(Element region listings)
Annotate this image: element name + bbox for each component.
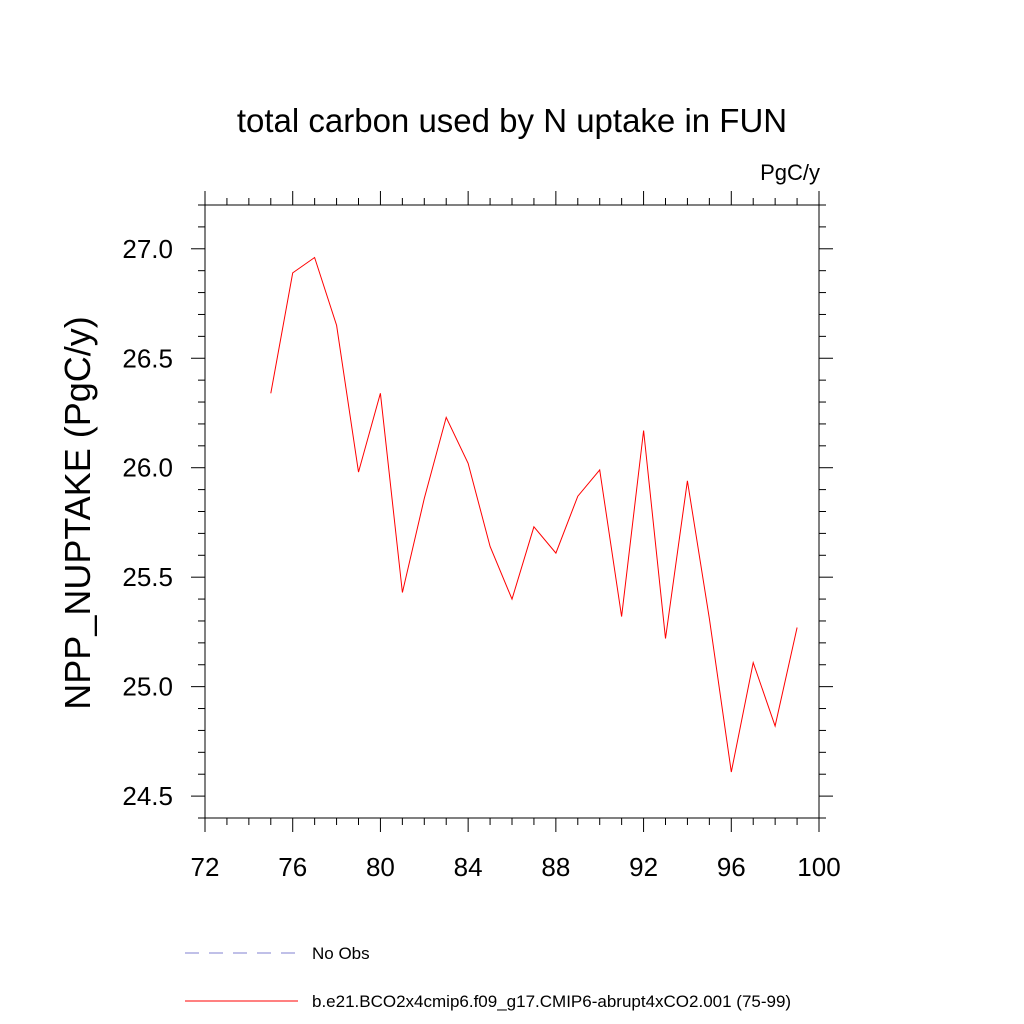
y-tick-label: 26.5 — [122, 343, 173, 373]
x-tick-label: 96 — [717, 852, 746, 882]
y-tick-label: 27.0 — [122, 234, 173, 264]
y-tick-label: 25.0 — [122, 672, 173, 702]
plot-frame — [204, 204, 820, 819]
y-tick-labels: 24.5 25.0 25.5 26.0 26.5 27.0 — [122, 234, 173, 811]
x-tick-label: 100 — [797, 852, 840, 882]
x-tick-labels: 72 76 80 84 88 92 96 100 — [191, 852, 841, 882]
x-tick-label: 84 — [454, 852, 483, 882]
x-tick-label: 92 — [629, 852, 658, 882]
x-tick-label: 72 — [191, 852, 220, 882]
series-line — [270, 256, 798, 773]
chart-title: total carbon used by N uptake in FUN — [237, 102, 787, 139]
y-tick-label: 26.0 — [122, 453, 173, 483]
legend-label-no-obs: No Obs — [312, 944, 370, 963]
x-tick-label: 80 — [366, 852, 395, 882]
x-tick-label: 88 — [541, 852, 570, 882]
units-label: PgC/y — [760, 160, 820, 185]
legend: No Obs b.e21.BCO2x4cmip6.f09_g17.CMIP6-a… — [185, 944, 791, 1011]
axis-ticks — [191, 191, 833, 832]
y-tick-label: 25.5 — [122, 562, 173, 592]
series-layer — [270, 256, 798, 773]
x-tick-label: 76 — [278, 852, 307, 882]
y-axis-label: NPP_NUPTAKE (PgC/y) — [57, 316, 98, 709]
y-tick-label: 24.5 — [122, 781, 173, 811]
legend-label-model: b.e21.BCO2x4cmip6.f09_g17.CMIP6-abrupt4x… — [312, 992, 791, 1011]
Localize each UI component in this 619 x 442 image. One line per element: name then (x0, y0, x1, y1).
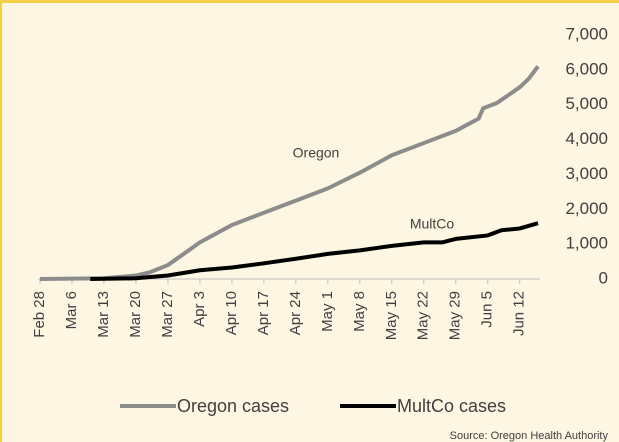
annotation: MultCo (410, 216, 455, 232)
x-tick-label: May 29 (447, 291, 464, 340)
x-tick-label: Apr 17 (255, 291, 272, 335)
x-tick-label: May 1 (319, 291, 336, 332)
y-tick-label: 0 (599, 268, 608, 287)
series-line (90, 221, 539, 281)
y-tick-label: 3,000 (565, 164, 608, 183)
y-tick-label: 5,000 (565, 94, 608, 113)
x-tick-label: Apr 3 (191, 291, 208, 327)
x-tick-label: Mar 13 (95, 291, 112, 338)
y-tick-label: 7,000 (565, 24, 608, 43)
legend-label: Oregon cases (177, 396, 289, 416)
x-tick-label: Apr 24 (287, 291, 304, 335)
x-tick-label: May 22 (415, 291, 432, 340)
legend-label: MultCo cases (397, 396, 506, 416)
y-tick-label: 4,000 (565, 129, 608, 148)
source: Source: Oregon Health Authority (450, 430, 609, 442)
annotation: Oregon (293, 145, 340, 161)
x-tick-label: Mar 20 (127, 291, 144, 338)
x-tick-label: Jun 12 (511, 291, 528, 336)
top-border (0, 0, 619, 3)
x-tick-label: May 15 (383, 291, 400, 340)
x-tick-label: Jun 5 (479, 291, 496, 328)
series-line (39, 65, 540, 281)
x-tick-label: Mar 27 (159, 291, 176, 338)
y-tick-label: 6,000 (565, 59, 608, 78)
x-tick-label: Apr 10 (223, 291, 240, 335)
x-tick-label: May 8 (351, 291, 368, 332)
y-tick-label: 1,000 (565, 234, 608, 253)
x-tick-label: Mar 6 (63, 291, 80, 329)
left-border (0, 0, 2, 442)
x-tick-label: Feb 28 (31, 291, 48, 338)
y-tick-label: 2,000 (565, 199, 608, 218)
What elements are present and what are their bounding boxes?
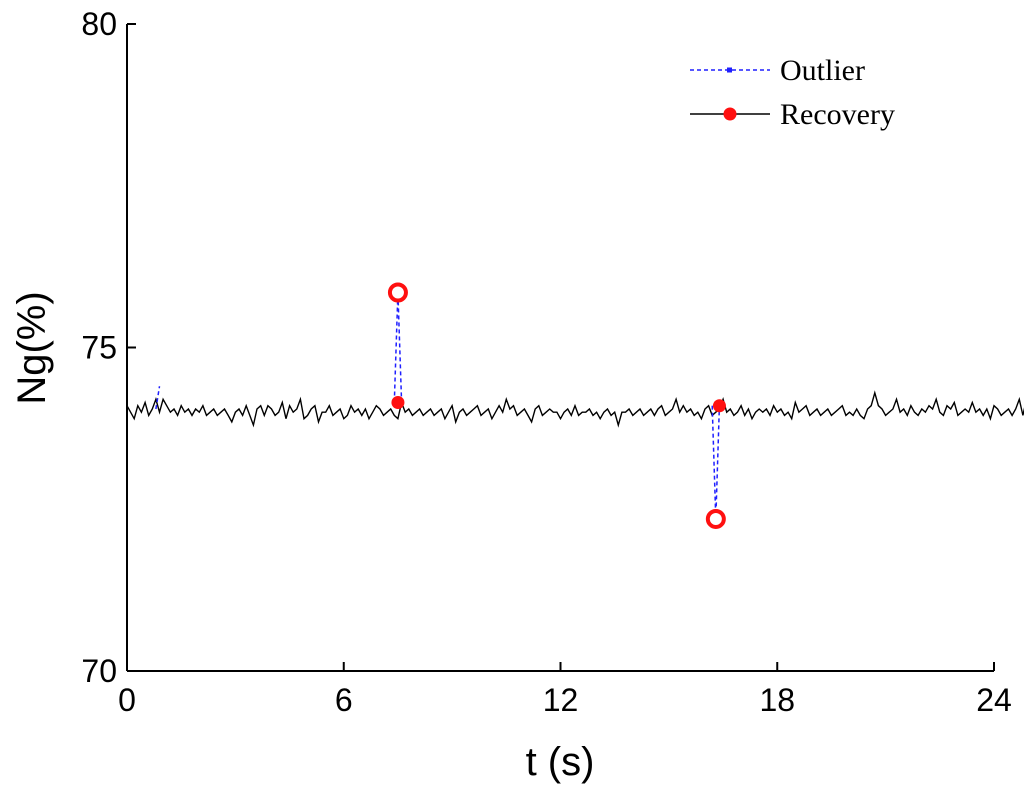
plot-area (126, 282, 1024, 529)
signal-line (126, 390, 1024, 428)
legend-outlier-marker (727, 67, 732, 73)
y-tick-label: 70 (81, 653, 117, 689)
x-tick-label: 0 (118, 682, 136, 718)
legend-outlier-label: Outlier (780, 54, 865, 87)
outlier-point (387, 282, 408, 303)
ticks: 0 6 12 18 24 70 75 80 (81, 6, 1011, 718)
outlier-segment (711, 405, 721, 520)
y-tick-label: 75 (81, 330, 117, 366)
legend-recovery-marker (723, 107, 737, 121)
x-tick-label: 6 (335, 682, 353, 718)
x-tick-label: 18 (759, 682, 795, 718)
outlier-segment (393, 292, 403, 403)
x-tick-label: 24 (976, 682, 1012, 718)
legend-item-outlier: Outlier (690, 54, 865, 87)
outlier-segment (155, 386, 161, 410)
outlier-point (705, 508, 726, 529)
recovery-point (391, 395, 405, 409)
x-tick-label: 12 (543, 682, 579, 718)
legend: Outlier Recovery (690, 54, 895, 131)
x-axis-title: t (s) (526, 740, 595, 784)
y-tick-label: 80 (81, 6, 117, 42)
legend-recovery-label: Recovery (780, 98, 895, 131)
legend-item-recovery: Recovery (690, 98, 895, 131)
y-axis-title: Ng(%) (10, 291, 54, 404)
recovery-point (712, 399, 726, 413)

> JOB:
Repeat every line of the listing above from the line containing "annotation: MultCo (410, 216, 455, 232)" down to the line containing "What elements are", keeping both of those lines.

> EXERCISE SOLUTION:
annotation: MultCo (410, 216, 455, 232)
x-tick-label: May 29 (447, 291, 464, 340)
x-tick-label: Apr 17 (255, 291, 272, 335)
x-tick-label: May 1 (319, 291, 336, 332)
y-tick-label: 0 (599, 268, 608, 287)
series-line (90, 221, 539, 281)
y-tick-label: 3,000 (565, 164, 608, 183)
y-tick-label: 5,000 (565, 94, 608, 113)
x-tick-label: Apr 3 (191, 291, 208, 327)
x-tick-label: Mar 13 (95, 291, 112, 338)
y-tick-label: 7,000 (565, 24, 608, 43)
legend-label: Oregon cases (177, 396, 289, 416)
x-tick-label: Apr 24 (287, 291, 304, 335)
x-tick-label: May 22 (415, 291, 432, 340)
legend-label: MultCo cases (397, 396, 506, 416)
y-tick-label: 4,000 (565, 129, 608, 148)
source: Source: Oregon Health Authority (450, 430, 609, 442)
annotation: Oregon (293, 145, 340, 161)
x-tick-label: Mar 20 (127, 291, 144, 338)
x-tick-label: Jun 12 (511, 291, 528, 336)
top-border (0, 0, 619, 3)
x-tick-label: May 15 (383, 291, 400, 340)
x-tick-label: Jun 5 (479, 291, 496, 328)
series-line (39, 65, 540, 281)
x-tick-label: Mar 27 (159, 291, 176, 338)
y-tick-label: 6,000 (565, 59, 608, 78)
x-tick-label: Apr 10 (223, 291, 240, 335)
x-tick-label: May 8 (351, 291, 368, 332)
y-tick-label: 1,000 (565, 234, 608, 253)
x-tick-label: Mar 6 (63, 291, 80, 329)
left-border (0, 0, 2, 442)
x-tick-label: Feb 28 (31, 291, 48, 338)
y-tick-label: 2,000 (565, 199, 608, 218)
What elements are present and what are their bounding boxes?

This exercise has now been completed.